**Dataset rows about figures**
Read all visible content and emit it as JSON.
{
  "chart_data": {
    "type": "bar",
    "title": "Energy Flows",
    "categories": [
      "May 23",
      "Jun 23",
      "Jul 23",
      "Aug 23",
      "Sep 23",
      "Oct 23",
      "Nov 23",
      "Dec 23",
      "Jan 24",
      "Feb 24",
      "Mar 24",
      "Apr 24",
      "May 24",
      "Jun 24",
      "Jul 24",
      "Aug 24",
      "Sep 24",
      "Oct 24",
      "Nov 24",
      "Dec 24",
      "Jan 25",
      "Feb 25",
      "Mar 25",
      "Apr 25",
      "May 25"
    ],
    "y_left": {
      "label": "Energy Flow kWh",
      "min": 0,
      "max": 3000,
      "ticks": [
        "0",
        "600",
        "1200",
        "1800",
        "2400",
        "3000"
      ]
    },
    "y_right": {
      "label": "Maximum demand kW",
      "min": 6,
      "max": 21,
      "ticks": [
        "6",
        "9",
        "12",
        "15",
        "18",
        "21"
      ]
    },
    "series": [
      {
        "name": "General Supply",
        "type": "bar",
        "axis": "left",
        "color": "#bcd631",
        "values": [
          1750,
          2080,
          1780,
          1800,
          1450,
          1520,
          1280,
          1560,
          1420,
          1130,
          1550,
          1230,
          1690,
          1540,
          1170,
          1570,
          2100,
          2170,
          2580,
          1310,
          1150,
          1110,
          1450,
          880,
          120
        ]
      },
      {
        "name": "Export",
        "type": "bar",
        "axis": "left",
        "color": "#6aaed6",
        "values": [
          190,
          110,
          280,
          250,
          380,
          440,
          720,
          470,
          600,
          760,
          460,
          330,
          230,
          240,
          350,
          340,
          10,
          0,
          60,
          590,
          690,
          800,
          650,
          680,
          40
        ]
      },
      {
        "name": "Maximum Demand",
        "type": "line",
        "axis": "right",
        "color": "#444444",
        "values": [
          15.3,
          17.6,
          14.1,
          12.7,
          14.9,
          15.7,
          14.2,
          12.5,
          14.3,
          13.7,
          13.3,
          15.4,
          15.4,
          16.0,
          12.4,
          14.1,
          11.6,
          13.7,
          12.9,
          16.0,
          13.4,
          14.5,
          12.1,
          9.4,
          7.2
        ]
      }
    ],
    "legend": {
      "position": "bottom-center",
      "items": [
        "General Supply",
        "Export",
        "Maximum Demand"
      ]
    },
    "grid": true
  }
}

**REQUIRED TASK**
Your task is to give the records above again, exactly.

**OUTPUT**
Read all visible content and emit it as JSON.
{
  "chart_data": {
    "type": "bar",
    "title": "Energy Flows",
    "categories": [
      "May 23",
      "Jun 23",
      "Jul 23",
      "Aug 23",
      "Sep 23",
      "Oct 23",
      "Nov 23",
      "Dec 23",
      "Jan 24",
      "Feb 24",
      "Mar 24",
      "Apr 24",
      "May 24",
      "Jun 24",
      "Jul 24",
      "Aug 24",
      "Sep 24",
      "Oct 24",
      "Nov 24",
      "Dec 24",
      "Jan 25",
      "Feb 25",
      "Mar 25",
      "Apr 25",
      "May 25"
    ],
    "y_left": {
      "label": "Energy Flow kWh",
      "min": 0,
      "max": 3000,
      "ticks": [
        "0",
        "600",
        "1200",
        "1800",
        "2400",
        "3000"
      ]
    },
    "y_right": {
      "label": "Maximum demand kW",
      "min": 6,
      "max": 21,
      "ticks": [
        "6",
        "9",
        "12",
        "15",
        "18",
        "21"
      ]
    },
    "series": [
      {
        "name": "General Supply",
        "type": "bar",
        "axis": "left",
        "color": "#bcd631",
        "values": [
          1750,
          2080,
          1780,
          1800,
          1450,
          1520,
          1280,
          1560,
          1420,
          1130,
          1550,
          1230,
          1690,
          1540,
          1170,
          1570,
          2100,
          2170,
          2580,
          1310,
          1150,
          1110,
          1450,
          880,
          120
        ]
      },
      {
        "name": "Export",
        "type": "bar",
        "axis": "left",
        "color": "#6aaed6",
        "values": [
          190,
          110,
          280,
          250,
          380,
          440,
          720,
          470,
          600,
          760,
          460,
          330,
          230,
          240,
          350,
          340,
          10,
          0,
          60,
          590,
          690,
          800,
          650,
          680,
          40
        ]
      },
      {
        "name": "Maximum Demand",
        "type": "line",
        "axis": "right",
        "color": "#444444",
        "values": [
          15.3,
          17.6,
          14.1,
          12.7,
          14.9,
          15.7,
          14.2,
          12.5,
          14.3,
          13.7,
          13.3,
          15.4,
          15.4,
          16.0,
          12.4,
          14.1,
          11.6,
          13.7,
          12.9,
          16.0,
          13.4,
          14.5,
          12.1,
          9.4,
          7.2
        ]
      }
    ],
    "legend": {
      "position": "bottom-center",
      "items": [
        "General Supply",
        "Export",
        "Maximum Demand"
      ]
    },
    "grid": true
  }
}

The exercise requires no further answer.